* **Source records**:
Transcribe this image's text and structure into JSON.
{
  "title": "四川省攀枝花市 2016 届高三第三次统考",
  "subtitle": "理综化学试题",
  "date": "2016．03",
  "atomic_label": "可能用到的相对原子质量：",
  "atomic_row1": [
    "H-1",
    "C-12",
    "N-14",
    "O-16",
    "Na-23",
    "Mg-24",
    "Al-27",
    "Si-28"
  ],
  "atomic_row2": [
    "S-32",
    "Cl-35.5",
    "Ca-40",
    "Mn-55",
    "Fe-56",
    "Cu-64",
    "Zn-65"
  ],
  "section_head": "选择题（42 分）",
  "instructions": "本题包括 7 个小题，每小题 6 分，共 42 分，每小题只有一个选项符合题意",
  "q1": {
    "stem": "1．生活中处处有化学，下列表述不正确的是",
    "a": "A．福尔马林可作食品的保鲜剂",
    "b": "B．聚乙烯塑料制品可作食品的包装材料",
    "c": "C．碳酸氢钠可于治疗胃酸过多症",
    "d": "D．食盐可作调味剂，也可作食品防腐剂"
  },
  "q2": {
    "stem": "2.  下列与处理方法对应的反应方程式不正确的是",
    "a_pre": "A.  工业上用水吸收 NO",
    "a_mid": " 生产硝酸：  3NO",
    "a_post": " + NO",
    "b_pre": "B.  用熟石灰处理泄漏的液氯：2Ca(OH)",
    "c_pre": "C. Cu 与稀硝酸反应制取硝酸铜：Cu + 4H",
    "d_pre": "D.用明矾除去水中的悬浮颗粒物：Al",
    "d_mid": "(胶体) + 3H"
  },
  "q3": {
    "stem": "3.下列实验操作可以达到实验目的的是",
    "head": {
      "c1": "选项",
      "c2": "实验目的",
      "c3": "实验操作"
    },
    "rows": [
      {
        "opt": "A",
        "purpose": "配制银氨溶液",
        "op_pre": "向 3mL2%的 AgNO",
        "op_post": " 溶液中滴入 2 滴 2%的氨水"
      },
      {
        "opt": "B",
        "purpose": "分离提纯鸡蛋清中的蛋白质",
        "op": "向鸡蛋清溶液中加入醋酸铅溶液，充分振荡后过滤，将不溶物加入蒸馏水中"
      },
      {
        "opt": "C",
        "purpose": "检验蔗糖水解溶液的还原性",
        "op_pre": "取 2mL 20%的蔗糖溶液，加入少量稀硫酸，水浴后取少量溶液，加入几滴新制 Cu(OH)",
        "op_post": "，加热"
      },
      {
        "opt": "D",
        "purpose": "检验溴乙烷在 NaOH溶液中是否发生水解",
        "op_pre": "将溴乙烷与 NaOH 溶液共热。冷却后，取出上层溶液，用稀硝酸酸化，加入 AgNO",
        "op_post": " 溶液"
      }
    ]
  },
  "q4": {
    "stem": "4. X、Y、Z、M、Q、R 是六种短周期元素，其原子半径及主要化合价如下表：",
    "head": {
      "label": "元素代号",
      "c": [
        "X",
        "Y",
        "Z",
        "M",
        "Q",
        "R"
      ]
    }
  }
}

* **Objective**: Filter the data, keeping only the lines that contain "AgNO".

* **Solution to this exercise**:
        "op_pre": "向 3mL2%的 AgNO",
        "op_pre": "将溴乙烷与 NaOH 溶液共热。冷却后，取出上层溶液，用稀硝酸酸化，加入 AgNO",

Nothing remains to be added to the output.